* **DIRECTION**: Within the records that follow, find every line containing the string "Bureau". Copy those lines.

* **EXCERPTED RECORDS**:
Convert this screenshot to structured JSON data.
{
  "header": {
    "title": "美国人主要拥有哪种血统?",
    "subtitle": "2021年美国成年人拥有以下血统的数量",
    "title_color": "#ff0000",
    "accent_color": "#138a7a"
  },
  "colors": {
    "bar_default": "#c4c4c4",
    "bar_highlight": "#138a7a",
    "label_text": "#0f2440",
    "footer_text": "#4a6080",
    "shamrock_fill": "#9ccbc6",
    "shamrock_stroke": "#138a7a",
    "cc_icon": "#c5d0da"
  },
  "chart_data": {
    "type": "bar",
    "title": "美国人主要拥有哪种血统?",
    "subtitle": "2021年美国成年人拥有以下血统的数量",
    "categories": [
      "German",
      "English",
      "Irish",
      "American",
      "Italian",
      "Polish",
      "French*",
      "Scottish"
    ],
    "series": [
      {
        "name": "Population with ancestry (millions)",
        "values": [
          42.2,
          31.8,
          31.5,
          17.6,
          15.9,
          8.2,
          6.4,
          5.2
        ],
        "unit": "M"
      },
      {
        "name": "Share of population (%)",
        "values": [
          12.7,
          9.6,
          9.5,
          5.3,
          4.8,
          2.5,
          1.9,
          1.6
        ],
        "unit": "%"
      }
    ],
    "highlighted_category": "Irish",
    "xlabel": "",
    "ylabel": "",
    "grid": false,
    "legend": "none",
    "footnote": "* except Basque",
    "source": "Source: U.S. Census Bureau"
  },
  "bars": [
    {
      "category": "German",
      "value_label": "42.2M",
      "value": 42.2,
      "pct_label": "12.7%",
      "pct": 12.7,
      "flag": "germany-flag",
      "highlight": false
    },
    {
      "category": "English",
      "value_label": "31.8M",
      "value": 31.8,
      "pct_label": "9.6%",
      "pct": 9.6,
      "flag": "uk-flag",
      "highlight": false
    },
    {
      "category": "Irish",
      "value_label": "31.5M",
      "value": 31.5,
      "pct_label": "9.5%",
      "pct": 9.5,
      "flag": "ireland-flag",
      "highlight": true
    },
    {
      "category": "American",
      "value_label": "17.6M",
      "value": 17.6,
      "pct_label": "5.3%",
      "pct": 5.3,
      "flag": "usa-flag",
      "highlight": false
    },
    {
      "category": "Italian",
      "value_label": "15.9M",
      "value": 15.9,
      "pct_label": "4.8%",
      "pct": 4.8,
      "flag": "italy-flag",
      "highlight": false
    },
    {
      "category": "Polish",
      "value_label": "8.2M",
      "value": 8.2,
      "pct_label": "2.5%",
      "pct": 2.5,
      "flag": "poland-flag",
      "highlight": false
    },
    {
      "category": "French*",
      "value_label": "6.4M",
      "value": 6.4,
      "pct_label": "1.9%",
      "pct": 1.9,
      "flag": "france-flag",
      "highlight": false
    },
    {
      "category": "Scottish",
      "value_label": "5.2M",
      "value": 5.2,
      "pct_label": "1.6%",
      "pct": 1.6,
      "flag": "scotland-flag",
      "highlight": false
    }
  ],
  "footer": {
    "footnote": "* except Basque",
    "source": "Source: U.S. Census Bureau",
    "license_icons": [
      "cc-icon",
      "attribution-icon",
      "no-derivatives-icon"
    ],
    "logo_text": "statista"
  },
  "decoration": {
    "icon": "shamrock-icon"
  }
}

* **ANSWER FOR THE TASK**:
    "source": "Source: U.S. Census Bureau"
    "source": "Source: U.S. Census Bureau",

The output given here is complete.